Challenge – Go through the data below and gather each line containing "date".

--- begin Data records ---

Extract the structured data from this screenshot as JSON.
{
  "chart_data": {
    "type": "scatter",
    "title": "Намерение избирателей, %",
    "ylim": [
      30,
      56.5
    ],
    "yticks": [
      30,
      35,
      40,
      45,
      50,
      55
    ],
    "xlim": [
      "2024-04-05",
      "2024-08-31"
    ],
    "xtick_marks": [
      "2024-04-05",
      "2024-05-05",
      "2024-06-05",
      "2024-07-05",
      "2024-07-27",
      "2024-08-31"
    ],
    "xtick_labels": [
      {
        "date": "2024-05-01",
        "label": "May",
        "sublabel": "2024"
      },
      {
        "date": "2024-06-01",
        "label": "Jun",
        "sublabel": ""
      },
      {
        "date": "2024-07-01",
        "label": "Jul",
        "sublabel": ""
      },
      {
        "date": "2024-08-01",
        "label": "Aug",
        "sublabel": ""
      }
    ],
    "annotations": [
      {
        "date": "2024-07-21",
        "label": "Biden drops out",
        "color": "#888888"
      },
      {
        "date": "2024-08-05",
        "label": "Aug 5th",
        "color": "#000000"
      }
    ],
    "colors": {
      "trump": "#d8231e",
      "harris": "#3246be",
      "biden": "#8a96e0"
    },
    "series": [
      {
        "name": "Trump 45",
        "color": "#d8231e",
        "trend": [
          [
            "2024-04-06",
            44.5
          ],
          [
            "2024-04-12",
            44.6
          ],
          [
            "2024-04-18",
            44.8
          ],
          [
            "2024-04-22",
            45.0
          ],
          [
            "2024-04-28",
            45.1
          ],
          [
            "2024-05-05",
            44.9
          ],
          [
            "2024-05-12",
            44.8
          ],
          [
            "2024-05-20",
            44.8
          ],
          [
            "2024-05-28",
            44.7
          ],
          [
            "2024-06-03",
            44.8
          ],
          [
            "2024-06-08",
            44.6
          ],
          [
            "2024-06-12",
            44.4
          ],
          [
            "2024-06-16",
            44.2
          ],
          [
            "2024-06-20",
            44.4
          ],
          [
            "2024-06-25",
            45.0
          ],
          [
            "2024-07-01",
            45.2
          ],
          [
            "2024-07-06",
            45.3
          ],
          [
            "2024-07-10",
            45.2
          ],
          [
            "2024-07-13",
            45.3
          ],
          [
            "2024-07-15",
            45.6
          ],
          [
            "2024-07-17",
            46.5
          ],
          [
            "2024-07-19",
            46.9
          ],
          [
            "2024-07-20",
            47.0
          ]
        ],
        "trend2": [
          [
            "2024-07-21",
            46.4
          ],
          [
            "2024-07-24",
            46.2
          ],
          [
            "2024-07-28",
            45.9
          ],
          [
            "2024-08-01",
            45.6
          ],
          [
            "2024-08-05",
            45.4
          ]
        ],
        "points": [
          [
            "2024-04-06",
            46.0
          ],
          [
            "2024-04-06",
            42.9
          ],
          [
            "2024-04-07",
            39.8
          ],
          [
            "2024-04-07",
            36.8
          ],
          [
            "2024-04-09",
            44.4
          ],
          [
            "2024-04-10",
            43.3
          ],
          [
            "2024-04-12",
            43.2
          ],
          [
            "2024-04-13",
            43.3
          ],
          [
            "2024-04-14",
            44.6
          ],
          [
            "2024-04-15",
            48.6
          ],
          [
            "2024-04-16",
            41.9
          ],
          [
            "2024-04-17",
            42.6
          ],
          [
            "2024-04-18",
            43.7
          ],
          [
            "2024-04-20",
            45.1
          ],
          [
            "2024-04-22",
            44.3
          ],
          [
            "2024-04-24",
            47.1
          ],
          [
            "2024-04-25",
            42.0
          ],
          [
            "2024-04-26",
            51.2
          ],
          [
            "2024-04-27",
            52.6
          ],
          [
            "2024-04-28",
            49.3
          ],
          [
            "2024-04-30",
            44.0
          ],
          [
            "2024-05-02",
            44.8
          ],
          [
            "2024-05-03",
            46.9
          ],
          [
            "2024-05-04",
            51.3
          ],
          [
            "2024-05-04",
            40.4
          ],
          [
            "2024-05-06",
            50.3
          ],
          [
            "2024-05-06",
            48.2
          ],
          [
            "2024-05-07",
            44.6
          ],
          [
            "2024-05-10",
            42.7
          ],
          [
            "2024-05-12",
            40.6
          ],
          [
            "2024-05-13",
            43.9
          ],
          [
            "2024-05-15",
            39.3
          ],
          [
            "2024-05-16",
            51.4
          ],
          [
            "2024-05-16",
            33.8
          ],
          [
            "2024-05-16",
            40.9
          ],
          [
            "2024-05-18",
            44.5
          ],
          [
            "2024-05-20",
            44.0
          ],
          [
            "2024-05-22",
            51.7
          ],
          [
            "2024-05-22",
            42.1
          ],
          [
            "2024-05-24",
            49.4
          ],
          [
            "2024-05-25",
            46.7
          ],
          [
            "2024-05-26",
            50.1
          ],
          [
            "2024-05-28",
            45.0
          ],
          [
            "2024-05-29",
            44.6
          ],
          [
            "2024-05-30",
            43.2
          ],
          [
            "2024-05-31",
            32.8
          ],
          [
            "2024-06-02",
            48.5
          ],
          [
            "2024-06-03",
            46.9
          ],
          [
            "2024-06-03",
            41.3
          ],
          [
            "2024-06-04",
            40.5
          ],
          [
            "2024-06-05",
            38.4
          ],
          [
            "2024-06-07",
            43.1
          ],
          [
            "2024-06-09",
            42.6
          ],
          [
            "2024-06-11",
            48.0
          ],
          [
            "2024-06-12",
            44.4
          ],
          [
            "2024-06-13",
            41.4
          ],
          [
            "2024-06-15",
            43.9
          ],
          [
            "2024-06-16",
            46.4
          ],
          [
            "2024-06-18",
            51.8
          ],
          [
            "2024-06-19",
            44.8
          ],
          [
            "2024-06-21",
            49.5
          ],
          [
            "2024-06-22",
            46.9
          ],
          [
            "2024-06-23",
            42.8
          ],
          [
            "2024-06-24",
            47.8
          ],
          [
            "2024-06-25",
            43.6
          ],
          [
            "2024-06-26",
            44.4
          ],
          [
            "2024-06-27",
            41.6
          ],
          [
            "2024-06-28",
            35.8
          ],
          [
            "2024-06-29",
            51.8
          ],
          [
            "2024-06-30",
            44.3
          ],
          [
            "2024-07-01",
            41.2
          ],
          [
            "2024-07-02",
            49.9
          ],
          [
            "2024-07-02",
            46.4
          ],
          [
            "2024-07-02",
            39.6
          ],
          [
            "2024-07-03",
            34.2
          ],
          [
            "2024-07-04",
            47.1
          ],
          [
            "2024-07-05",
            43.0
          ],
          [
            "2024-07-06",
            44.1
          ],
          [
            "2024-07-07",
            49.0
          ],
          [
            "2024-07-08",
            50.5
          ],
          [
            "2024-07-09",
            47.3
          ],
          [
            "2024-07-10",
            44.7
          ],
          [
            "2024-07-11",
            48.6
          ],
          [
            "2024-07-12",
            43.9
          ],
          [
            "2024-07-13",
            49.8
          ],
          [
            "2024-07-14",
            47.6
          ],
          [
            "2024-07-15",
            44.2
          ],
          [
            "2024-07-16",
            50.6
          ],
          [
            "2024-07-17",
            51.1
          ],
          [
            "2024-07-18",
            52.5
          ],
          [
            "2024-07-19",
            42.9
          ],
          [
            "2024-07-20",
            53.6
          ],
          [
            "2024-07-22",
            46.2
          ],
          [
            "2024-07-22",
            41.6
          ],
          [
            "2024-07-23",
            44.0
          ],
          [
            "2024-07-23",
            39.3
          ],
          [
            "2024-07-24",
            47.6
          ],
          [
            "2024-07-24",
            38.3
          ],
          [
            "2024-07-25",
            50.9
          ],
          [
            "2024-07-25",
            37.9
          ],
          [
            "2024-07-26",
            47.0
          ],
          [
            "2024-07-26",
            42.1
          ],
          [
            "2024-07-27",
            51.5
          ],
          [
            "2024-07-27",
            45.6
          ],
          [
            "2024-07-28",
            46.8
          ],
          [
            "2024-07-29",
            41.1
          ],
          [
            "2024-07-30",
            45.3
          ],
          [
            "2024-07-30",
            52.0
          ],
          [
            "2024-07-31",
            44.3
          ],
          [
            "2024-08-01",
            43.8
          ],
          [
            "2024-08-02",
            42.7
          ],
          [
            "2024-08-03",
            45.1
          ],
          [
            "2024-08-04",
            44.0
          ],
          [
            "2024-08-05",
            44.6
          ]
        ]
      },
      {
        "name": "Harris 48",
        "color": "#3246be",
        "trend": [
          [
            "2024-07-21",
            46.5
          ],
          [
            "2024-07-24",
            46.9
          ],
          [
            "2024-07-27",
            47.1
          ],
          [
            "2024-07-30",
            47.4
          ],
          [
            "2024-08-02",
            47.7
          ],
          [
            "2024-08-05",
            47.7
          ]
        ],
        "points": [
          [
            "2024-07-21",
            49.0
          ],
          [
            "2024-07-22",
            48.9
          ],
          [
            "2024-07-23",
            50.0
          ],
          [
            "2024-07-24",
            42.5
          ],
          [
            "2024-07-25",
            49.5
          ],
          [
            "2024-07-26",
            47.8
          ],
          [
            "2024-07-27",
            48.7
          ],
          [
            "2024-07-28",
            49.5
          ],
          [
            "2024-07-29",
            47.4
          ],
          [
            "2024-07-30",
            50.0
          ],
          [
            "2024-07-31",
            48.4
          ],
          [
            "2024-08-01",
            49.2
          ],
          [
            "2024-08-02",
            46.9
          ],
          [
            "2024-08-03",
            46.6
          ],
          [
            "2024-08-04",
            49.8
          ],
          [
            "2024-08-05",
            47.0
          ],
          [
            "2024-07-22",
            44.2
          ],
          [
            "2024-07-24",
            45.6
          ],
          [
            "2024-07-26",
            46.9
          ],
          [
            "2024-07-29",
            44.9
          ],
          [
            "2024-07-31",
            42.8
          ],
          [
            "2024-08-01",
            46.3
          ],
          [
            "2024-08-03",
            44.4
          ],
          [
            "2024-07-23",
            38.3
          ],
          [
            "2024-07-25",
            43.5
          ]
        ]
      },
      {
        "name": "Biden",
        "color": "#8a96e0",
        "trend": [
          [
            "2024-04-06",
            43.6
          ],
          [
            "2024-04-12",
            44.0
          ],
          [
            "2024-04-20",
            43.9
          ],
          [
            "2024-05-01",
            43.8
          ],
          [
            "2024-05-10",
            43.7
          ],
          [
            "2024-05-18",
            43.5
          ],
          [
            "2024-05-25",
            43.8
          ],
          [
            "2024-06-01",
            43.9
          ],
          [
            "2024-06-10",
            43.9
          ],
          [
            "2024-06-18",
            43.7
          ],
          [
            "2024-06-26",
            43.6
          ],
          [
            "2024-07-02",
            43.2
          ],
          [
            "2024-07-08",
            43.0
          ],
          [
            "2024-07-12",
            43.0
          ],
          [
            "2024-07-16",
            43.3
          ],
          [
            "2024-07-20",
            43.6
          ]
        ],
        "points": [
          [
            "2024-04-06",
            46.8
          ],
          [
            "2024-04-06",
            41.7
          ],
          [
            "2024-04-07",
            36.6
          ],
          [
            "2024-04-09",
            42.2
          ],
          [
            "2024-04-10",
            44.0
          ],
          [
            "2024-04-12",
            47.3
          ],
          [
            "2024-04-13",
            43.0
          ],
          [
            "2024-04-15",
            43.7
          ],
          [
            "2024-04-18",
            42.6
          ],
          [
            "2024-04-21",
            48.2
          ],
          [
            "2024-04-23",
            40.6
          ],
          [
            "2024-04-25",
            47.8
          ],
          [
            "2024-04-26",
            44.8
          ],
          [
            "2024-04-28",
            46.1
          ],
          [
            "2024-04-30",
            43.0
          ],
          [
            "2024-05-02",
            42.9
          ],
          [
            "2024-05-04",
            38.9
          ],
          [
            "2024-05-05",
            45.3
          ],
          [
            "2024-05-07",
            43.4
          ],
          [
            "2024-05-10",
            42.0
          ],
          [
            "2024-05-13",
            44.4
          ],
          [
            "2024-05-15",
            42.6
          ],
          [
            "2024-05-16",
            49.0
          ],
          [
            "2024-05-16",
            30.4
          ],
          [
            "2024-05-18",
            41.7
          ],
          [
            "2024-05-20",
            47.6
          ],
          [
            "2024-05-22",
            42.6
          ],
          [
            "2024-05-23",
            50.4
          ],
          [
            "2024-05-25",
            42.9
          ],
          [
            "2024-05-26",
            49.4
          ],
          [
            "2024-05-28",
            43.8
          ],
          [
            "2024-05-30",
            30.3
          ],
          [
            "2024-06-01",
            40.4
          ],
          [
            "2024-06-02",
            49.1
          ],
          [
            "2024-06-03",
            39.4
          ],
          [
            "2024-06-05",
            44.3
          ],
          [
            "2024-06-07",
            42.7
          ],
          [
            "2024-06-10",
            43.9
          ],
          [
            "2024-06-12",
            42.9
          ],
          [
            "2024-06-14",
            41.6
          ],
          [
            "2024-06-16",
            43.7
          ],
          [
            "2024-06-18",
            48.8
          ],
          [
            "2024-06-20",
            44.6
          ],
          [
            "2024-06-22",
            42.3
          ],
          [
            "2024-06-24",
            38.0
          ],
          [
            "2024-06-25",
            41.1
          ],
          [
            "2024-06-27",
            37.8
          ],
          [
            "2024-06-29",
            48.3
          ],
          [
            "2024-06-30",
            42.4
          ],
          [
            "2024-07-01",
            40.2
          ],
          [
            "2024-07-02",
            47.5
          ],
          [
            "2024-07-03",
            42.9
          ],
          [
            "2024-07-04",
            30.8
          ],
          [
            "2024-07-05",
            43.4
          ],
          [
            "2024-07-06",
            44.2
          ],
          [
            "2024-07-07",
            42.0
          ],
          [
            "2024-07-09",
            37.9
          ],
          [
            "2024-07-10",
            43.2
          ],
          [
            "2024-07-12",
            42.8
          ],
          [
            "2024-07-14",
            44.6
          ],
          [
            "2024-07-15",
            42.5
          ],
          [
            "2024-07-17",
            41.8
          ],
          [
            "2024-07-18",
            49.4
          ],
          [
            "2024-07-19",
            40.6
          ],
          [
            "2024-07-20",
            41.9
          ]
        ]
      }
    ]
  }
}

--- end Data records ---

Final result –
        "date": "2024-05-01",
        "date": "2024-06-01",
        "date": "2024-07-01",
        "date": "2024-08-01",
        "date": "2024-07-21",
        "date": "2024-08-05",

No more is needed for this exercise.